Data records

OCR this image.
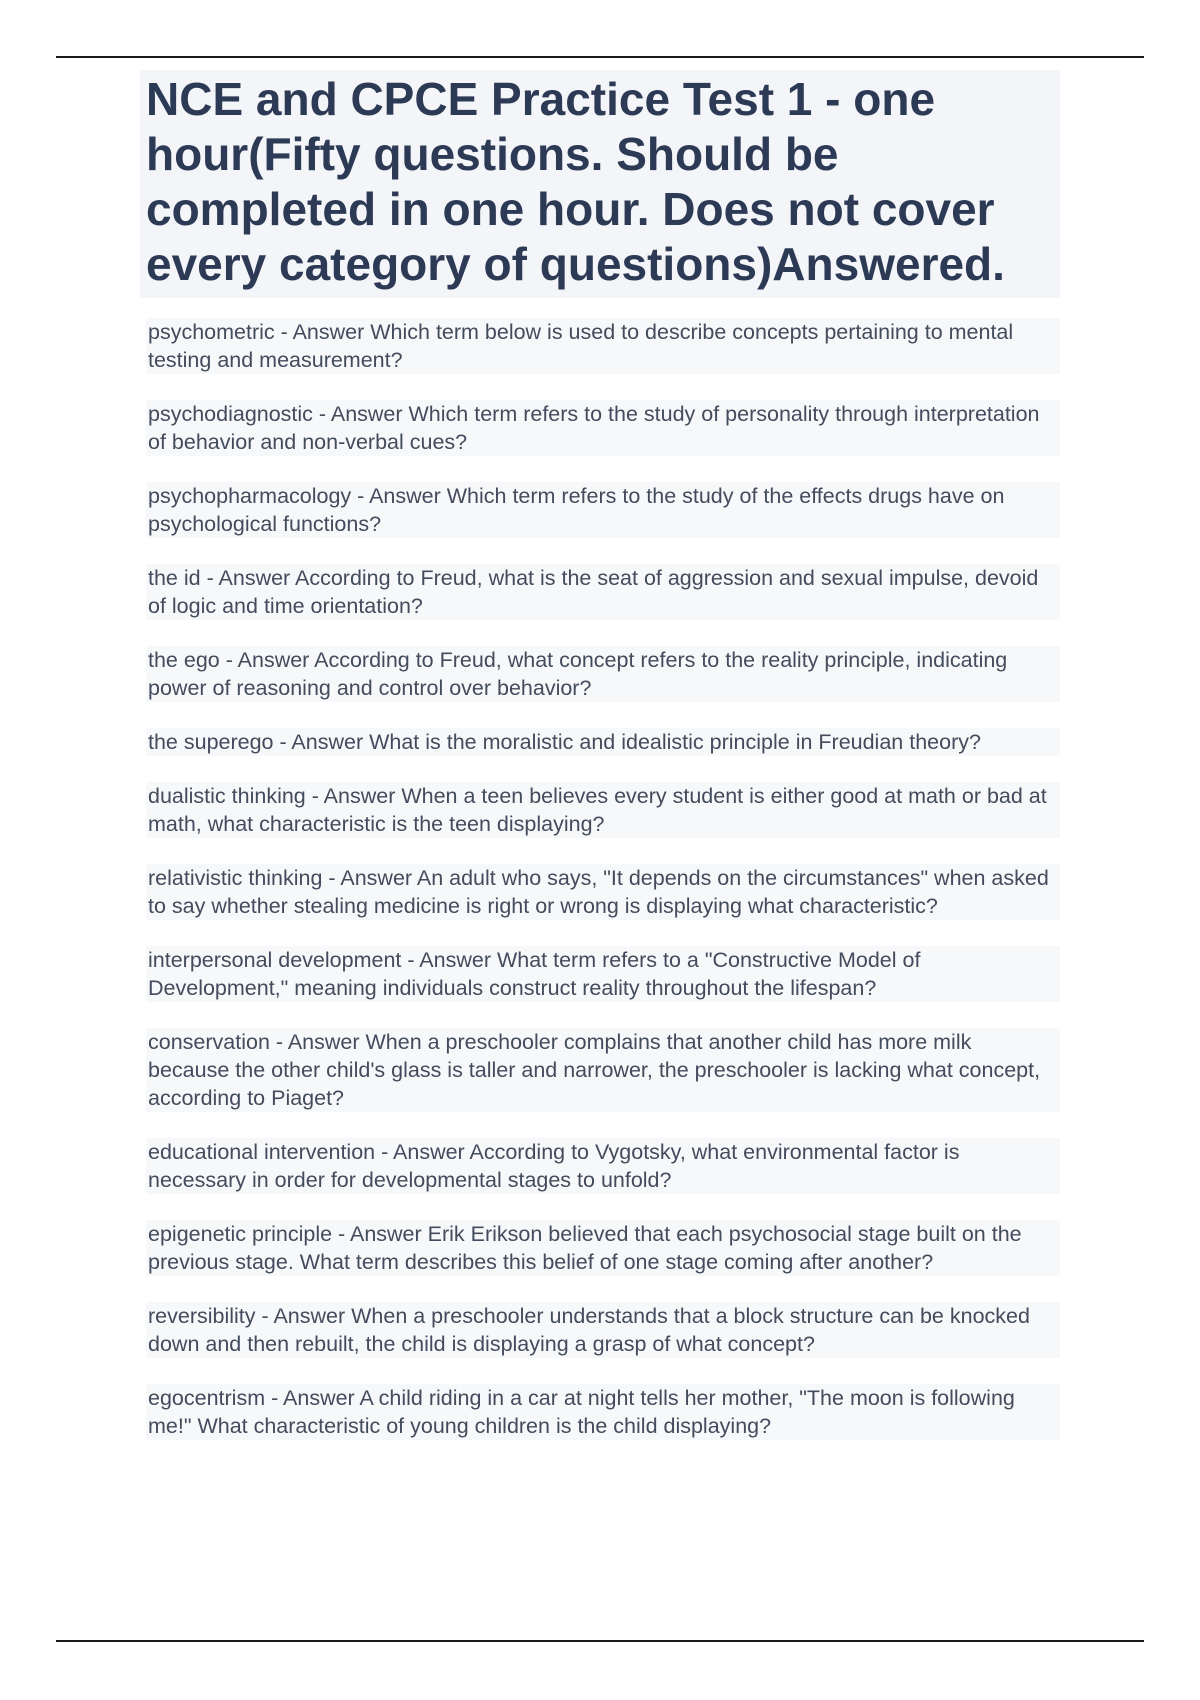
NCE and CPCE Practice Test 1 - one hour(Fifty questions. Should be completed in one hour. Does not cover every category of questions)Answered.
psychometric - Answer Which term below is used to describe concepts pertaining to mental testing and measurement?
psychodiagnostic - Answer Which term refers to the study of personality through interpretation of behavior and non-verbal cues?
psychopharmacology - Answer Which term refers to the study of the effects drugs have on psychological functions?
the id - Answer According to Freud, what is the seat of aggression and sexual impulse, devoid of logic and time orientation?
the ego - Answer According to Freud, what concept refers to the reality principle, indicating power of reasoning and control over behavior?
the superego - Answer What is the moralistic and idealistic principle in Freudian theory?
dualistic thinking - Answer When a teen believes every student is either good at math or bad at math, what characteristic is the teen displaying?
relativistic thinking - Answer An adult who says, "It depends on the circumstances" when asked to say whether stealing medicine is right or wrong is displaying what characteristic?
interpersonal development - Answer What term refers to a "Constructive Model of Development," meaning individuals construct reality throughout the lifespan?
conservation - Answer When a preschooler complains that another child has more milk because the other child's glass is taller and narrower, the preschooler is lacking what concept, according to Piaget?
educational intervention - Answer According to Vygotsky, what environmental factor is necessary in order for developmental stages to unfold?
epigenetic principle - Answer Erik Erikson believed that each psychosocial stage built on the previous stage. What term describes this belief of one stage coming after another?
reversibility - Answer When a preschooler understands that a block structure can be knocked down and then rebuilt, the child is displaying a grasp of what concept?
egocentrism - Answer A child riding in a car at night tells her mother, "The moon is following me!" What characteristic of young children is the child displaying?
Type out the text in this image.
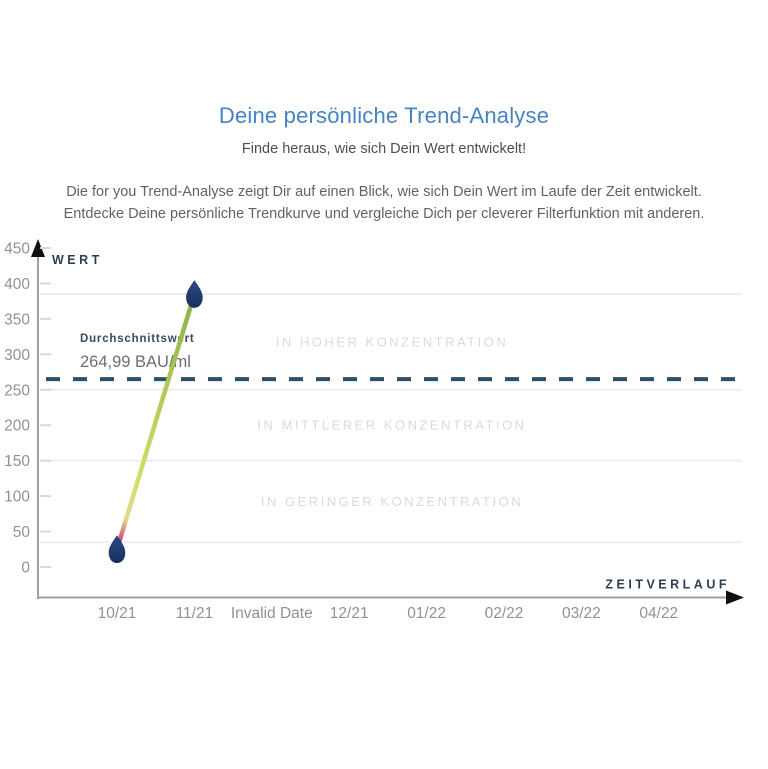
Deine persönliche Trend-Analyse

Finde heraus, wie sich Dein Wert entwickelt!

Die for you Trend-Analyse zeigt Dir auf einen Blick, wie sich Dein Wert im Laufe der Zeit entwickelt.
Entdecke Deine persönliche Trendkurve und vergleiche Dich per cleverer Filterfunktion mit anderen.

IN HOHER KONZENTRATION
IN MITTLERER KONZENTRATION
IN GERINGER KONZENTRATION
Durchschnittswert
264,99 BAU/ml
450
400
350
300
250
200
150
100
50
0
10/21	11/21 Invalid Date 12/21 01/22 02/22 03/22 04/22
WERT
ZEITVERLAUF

● **Exercise aim**: Pull out every line above that holds the word "displaying".

● **Task output**:
dualistic thinking - Answer When a teen believes every student is either good at math or bad at math, what characteristic is the teen displaying?
relativistic thinking - Answer An adult who says, "It depends on the circumstances" when asked to say whether stealing medicine is right or wrong is displaying what characteristic?
reversibility - Answer When a preschooler understands that a block structure can be knocked down and then rebuilt, the child is displaying a grasp of what concept?
egocentrism - Answer A child riding in a car at night tells her mother, "The moon is following me!" What characteristic of young children is the child displaying?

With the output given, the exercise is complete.